▸ The request:
Write out the listing exactly as it is given.

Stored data
#####
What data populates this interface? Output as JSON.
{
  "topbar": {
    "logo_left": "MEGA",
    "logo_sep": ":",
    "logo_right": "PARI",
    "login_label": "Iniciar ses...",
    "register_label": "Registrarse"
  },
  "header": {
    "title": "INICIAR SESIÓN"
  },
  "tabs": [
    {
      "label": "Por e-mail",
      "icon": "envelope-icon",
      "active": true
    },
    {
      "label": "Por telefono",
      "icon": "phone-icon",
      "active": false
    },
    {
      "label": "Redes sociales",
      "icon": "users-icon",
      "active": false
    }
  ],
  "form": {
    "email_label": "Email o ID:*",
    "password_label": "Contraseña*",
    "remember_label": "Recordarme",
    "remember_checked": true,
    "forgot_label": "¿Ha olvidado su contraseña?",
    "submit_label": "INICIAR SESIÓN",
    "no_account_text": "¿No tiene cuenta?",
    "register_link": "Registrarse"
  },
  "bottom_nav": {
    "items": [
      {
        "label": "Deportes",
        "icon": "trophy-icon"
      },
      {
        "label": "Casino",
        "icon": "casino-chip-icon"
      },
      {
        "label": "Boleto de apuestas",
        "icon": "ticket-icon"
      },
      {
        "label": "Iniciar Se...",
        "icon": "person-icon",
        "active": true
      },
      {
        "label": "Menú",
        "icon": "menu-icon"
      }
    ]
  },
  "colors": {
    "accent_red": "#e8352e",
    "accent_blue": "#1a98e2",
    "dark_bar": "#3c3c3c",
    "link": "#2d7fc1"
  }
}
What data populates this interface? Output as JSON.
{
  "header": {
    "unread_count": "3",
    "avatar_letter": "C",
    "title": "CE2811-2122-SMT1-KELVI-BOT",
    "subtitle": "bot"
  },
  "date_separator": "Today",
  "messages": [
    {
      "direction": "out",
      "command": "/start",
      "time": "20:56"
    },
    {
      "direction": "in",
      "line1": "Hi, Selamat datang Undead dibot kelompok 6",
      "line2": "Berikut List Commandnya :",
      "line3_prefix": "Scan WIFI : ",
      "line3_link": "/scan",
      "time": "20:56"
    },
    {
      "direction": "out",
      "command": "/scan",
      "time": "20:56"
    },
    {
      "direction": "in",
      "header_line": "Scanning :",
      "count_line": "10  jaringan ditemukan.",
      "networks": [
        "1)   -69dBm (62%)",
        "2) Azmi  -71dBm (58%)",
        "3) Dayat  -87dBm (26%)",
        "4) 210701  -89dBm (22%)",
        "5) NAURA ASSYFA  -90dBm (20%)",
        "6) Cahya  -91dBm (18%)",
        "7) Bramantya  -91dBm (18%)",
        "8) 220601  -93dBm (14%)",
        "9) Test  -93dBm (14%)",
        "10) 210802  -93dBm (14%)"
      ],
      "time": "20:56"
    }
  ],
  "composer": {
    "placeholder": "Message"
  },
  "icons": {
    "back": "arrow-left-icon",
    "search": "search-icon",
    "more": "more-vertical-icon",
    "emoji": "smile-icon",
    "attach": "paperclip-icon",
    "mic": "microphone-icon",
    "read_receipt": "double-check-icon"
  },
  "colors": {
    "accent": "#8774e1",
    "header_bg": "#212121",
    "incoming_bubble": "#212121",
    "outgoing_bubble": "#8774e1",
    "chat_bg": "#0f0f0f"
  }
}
#####
▸ Solution for this exercise:
What data populates this interface? Output as JSON.
{
  "topbar": {
    "logo_left": "MEGA",
    "logo_sep": ":",
    "logo_right": "PARI",
    "login_label": "Iniciar ses...",
    "register_label": "Registrarse"
  },
  "header": {
    "title": "INICIAR SESIÓN"
  },
  "tabs": [
    {
      "label": "Por e-mail",
      "icon": "envelope-icon",
      "active": true
    },
    {
      "label": "Por telefono",
      "icon": "phone-icon",
      "active": false
    },
    {
      "label": "Redes sociales",
      "icon": "users-icon",
      "active": false
    }
  ],
  "form": {
    "email_label": "Email o ID:*",
    "password_label": "Contraseña*",
    "remember_label": "Recordarme",
    "remember_checked": true,
    "forgot_label": "¿Ha olvidado su contraseña?",
    "submit_label": "INICIAR SESIÓN",
    "no_account_text": "¿No tiene cuenta?",
    "register_link": "Registrarse"
  },
  "bottom_nav": {
    "items": [
      {
        "label": "Deportes",
        "icon": "trophy-icon"
      },
      {
        "label": "Casino",
        "icon": "casino-chip-icon"
      },
      {
        "label": "Boleto de apuestas",
        "icon": "ticket-icon"
      },
      {
        "label": "Iniciar Se...",
        "icon": "person-icon",
        "active": true
      },
      {
        "label": "Menú",
        "icon": "menu-icon"
      }
    ]
  },
  "colors": {
    "accent_red": "#e8352e",
    "accent_blue": "#1a98e2",
    "dark_bar": "#3c3c3c",
    "link": "#2d7fc1"
  }
}
What data populates this interface? Output as JSON.
{
  "header": {
    "unread_count": "3",
    "avatar_letter": "C",
    "title": "CE2811-2122-SMT1-KELVI-BOT",
    "subtitle": "bot"
  },
  "date_separator": "Today",
  "messages": [
    {
      "direction": "out",
      "command": "/start",
      "time": "20:56"
    },
    {
      "direction": "in",
      "line1": "Hi, Selamat datang Undead dibot kelompok 6",
      "line2": "Berikut List Commandnya :",
      "line3_prefix": "Scan WIFI : ",
      "line3_link": "/scan",
      "time": "20:56"
    },
    {
      "direction": "out",
      "command": "/scan",
      "time": "20:56"
    },
    {
      "direction": "in",
      "header_line": "Scanning :",
      "count_line": "10  jaringan ditemukan.",
      "networks": [
        "1)   -69dBm (62%)",
        "2) Azmi  -71dBm (58%)",
        "3) Dayat  -87dBm (26%)",
        "4) 210701  -89dBm (22%)",
        "5) NAURA ASSYFA  -90dBm (20%)",
        "6) Cahya  -91dBm (18%)",
        "7) Bramantya  -91dBm (18%)",
        "8) 220601  -93dBm (14%)",
        "9) Test  -93dBm (14%)",
        "10) 210802  -93dBm (14%)"
      ],
      "time": "20:56"
    }
  ],
  "composer": {
    "placeholder": "Message"
  },
  "icons": {
    "back": "arrow-left-icon",
    "search": "search-icon",
    "more": "more-vertical-icon",
    "emoji": "smile-icon",
    "attach": "paperclip-icon",
    "mic": "microphone-icon",
    "read_receipt": "double-check-icon"
  },
  "colors": {
    "accent": "#8774e1",
    "header_bg": "#212121",
    "incoming_bubble": "#212121",
    "outgoing_bubble": "#8774e1",
    "chat_bg": "#0f0f0f"
  }
}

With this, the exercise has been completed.